## BEGIN Data to use

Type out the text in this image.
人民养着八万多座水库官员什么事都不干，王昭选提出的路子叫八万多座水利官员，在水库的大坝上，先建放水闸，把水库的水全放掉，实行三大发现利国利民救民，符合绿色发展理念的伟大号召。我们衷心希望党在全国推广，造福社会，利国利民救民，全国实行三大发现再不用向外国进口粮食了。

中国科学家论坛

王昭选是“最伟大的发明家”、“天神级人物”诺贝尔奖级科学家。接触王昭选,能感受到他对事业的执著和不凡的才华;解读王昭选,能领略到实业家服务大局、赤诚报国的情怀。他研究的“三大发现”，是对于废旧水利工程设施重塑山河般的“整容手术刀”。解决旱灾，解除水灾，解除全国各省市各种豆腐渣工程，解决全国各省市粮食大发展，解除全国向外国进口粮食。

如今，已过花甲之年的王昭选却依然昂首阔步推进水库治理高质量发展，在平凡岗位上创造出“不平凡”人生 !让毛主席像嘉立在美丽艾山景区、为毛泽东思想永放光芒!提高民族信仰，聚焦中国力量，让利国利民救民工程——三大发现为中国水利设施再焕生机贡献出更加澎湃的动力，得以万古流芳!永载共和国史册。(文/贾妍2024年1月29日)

## END Data to use
## BEGIN Data to use

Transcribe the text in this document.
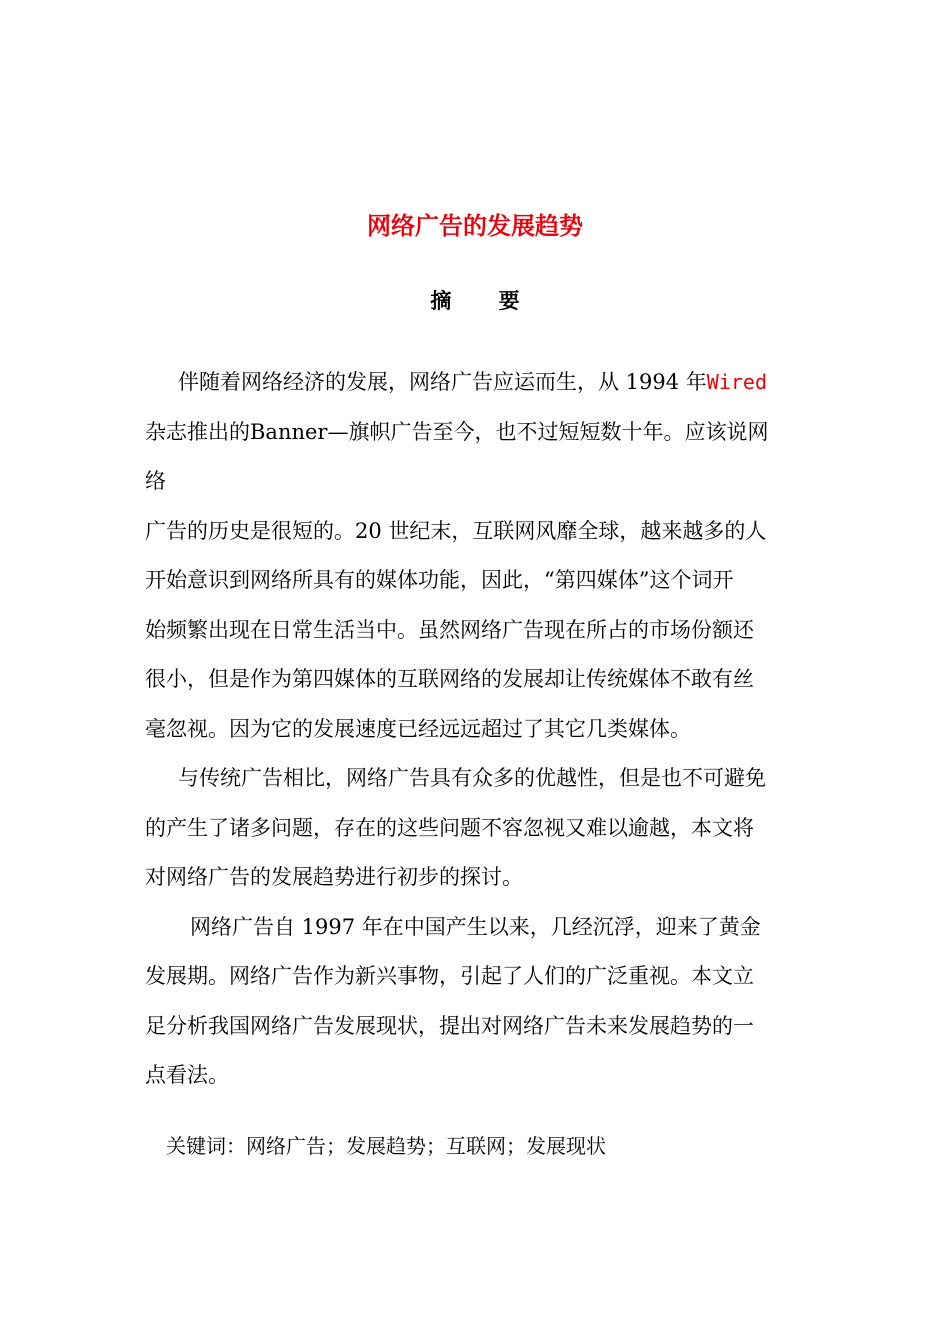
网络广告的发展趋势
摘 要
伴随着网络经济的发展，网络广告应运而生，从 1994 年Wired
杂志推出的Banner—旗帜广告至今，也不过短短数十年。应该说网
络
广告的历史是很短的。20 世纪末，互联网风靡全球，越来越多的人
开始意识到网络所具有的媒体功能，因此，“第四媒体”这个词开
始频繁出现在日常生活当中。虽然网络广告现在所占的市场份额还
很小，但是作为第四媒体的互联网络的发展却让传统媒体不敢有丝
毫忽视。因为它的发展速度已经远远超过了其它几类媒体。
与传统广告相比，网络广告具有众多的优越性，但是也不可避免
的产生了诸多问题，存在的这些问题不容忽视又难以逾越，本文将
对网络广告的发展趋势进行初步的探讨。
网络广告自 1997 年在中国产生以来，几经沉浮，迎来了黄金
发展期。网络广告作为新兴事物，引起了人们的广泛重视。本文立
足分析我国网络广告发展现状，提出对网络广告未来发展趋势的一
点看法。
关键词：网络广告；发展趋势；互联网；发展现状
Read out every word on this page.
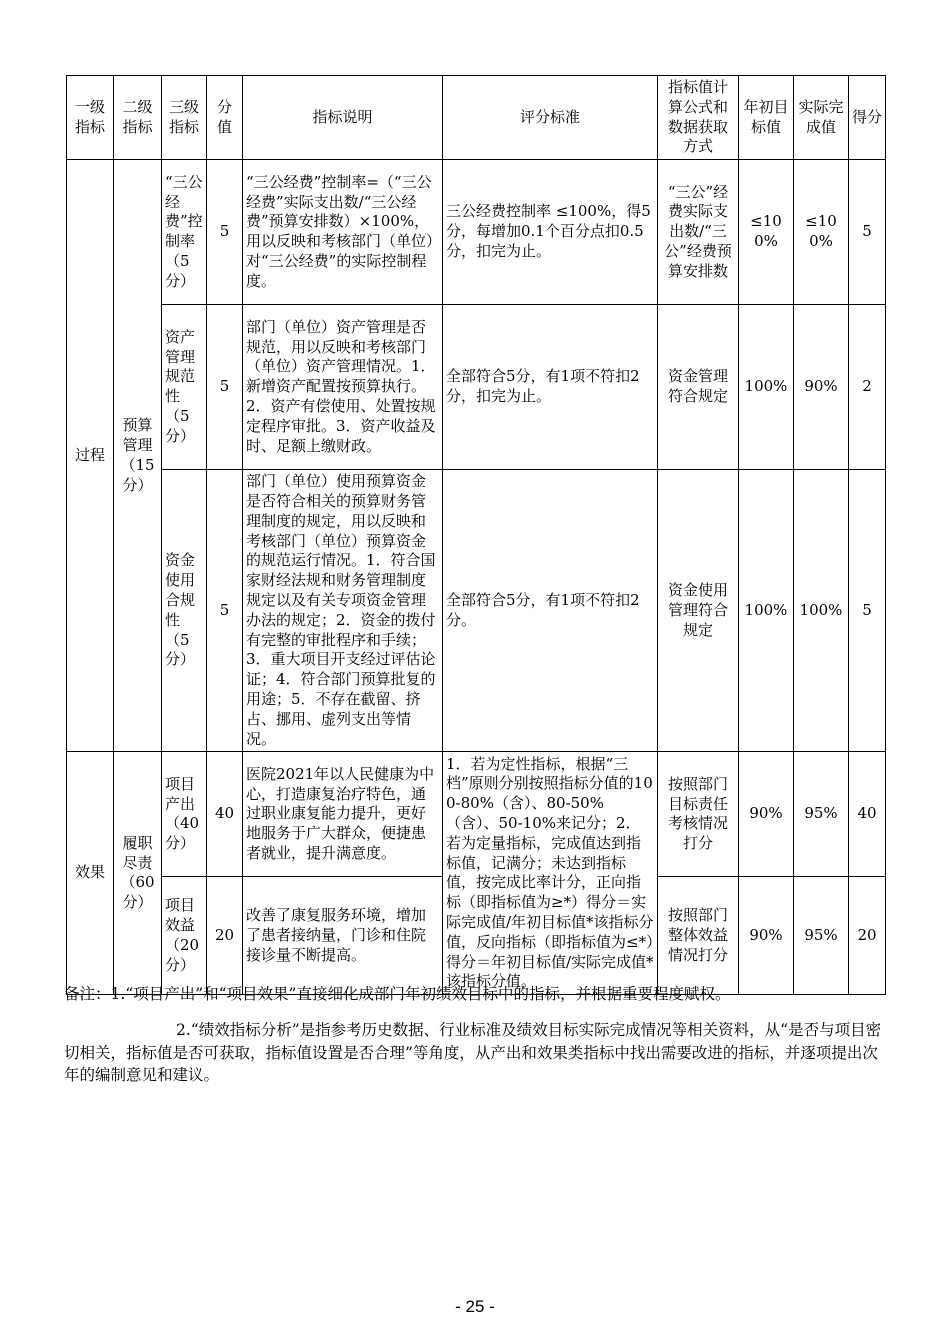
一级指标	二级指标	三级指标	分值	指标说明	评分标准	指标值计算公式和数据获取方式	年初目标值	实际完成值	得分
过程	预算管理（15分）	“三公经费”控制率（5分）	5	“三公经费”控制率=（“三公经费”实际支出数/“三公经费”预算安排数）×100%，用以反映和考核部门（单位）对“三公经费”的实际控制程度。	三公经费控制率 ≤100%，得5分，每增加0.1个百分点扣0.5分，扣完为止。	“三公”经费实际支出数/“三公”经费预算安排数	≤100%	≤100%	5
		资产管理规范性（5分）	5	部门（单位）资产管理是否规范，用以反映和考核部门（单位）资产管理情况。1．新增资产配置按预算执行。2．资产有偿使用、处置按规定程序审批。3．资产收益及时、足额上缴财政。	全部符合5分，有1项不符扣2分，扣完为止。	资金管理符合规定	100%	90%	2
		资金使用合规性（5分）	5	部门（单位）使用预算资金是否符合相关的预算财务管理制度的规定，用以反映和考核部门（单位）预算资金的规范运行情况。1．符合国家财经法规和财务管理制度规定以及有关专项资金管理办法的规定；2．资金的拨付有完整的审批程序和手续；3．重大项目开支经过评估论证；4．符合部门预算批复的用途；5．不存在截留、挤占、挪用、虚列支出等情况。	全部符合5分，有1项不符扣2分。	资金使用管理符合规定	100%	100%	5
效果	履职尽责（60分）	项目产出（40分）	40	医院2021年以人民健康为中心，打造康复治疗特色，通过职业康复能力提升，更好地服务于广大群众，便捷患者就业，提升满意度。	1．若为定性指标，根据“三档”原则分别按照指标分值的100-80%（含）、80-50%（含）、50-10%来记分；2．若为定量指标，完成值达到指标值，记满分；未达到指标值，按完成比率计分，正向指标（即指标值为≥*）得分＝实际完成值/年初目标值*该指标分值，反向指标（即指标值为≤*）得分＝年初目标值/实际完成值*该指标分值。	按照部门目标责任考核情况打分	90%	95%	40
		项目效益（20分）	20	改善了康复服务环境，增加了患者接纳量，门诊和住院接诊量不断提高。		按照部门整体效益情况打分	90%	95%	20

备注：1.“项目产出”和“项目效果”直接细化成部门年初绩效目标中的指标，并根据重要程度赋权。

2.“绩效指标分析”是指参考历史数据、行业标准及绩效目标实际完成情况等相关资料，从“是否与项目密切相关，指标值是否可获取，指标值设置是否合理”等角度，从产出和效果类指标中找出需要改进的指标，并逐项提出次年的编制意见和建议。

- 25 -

## END Data to use
## BEGIN Data to use

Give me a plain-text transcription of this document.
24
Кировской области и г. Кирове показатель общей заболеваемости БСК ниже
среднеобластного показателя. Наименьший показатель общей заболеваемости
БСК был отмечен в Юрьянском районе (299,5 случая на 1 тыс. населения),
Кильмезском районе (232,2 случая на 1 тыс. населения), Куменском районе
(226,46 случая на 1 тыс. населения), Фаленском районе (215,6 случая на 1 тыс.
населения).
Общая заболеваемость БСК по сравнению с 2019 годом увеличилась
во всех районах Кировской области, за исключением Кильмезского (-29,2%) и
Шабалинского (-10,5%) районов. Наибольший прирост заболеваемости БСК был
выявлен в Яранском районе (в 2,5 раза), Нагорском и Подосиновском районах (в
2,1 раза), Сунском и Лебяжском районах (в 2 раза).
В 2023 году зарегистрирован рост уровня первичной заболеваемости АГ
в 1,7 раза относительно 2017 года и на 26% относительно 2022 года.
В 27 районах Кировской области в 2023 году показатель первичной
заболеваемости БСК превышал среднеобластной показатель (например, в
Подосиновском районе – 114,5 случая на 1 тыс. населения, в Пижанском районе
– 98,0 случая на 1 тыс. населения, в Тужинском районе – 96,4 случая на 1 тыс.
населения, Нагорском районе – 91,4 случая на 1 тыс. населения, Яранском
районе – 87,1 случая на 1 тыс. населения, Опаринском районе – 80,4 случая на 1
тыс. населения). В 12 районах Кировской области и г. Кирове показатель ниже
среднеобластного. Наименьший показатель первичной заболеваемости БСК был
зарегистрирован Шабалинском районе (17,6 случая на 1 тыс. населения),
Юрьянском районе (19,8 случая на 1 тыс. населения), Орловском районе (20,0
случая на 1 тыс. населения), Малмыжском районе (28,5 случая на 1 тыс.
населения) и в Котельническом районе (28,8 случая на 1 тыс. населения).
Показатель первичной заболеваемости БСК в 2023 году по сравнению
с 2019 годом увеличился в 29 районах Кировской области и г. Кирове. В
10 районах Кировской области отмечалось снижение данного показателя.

## END Data to use

Written exercise:
Copy out every line from the data above that has "Яранском" in it.

Answer:
выявлен в Яранском районе (в 2,5 раза), Нагорском и Подосиновском районах (в
населения, Нагорском районе – 91,4 случая на 1 тыс. населения, Яранском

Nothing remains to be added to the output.